▸ **What you will do**:
Read the entries below and pull out each line with the string "this".

-- BEGIN Entries --

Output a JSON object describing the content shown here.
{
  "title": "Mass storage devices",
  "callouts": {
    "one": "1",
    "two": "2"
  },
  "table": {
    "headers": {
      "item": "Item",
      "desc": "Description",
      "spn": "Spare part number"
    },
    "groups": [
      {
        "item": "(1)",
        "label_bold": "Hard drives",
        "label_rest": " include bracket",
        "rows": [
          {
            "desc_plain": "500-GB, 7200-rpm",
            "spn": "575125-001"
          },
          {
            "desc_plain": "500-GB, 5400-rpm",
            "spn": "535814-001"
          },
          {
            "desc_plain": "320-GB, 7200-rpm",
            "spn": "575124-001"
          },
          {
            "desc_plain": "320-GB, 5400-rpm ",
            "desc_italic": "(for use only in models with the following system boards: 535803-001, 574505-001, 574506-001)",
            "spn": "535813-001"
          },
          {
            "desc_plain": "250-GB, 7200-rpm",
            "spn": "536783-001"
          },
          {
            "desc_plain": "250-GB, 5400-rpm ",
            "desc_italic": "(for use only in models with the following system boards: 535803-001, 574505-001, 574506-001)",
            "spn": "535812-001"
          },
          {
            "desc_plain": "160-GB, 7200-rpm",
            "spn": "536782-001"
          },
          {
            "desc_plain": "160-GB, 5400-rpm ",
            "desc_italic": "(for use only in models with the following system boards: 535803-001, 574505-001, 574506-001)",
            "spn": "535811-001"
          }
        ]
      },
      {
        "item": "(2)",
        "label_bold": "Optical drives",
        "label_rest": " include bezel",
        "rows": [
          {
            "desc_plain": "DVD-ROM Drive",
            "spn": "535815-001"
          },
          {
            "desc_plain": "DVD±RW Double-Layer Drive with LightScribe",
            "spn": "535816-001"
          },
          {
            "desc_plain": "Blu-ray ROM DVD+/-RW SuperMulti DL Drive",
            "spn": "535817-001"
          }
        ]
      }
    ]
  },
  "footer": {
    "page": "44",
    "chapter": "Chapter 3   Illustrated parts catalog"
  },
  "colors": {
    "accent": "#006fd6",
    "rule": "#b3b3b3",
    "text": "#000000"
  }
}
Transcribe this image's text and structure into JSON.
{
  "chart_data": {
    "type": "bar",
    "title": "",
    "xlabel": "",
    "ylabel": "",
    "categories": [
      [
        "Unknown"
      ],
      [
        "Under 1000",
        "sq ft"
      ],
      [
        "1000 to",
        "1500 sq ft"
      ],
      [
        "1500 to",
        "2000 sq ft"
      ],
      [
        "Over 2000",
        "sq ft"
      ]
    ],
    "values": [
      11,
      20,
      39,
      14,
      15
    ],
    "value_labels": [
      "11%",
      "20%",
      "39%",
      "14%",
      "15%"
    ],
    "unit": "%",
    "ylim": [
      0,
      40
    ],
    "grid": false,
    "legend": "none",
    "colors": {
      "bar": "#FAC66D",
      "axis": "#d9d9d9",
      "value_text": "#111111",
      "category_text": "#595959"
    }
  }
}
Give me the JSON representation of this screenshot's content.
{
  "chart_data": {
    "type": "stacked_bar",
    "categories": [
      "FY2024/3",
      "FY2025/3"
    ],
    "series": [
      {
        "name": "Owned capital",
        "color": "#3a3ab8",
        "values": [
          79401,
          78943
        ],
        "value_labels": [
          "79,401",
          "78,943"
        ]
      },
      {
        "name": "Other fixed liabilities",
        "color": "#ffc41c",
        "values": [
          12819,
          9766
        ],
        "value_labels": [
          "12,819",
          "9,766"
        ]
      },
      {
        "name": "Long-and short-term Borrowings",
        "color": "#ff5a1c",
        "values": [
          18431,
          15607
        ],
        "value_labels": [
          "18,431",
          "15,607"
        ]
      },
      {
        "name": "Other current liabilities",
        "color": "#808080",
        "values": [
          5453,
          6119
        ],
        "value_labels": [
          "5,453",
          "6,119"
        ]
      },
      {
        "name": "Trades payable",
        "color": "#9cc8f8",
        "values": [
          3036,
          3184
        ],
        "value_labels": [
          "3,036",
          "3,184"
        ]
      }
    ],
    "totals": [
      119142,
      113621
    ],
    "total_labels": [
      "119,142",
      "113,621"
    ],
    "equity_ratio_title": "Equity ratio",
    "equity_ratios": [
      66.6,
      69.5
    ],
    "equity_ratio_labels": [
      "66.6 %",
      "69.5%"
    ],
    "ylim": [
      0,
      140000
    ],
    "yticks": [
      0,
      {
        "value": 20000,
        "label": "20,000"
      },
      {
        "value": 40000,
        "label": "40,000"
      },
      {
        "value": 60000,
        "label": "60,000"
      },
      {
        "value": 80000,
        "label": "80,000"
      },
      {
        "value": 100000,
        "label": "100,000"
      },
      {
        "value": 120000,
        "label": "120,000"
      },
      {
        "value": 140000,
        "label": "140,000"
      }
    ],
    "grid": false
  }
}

-- END Entries --

▸ **Task response**:
Transcribe this image's text and structure into JSON.
Give me the JSON representation of this screenshot's content.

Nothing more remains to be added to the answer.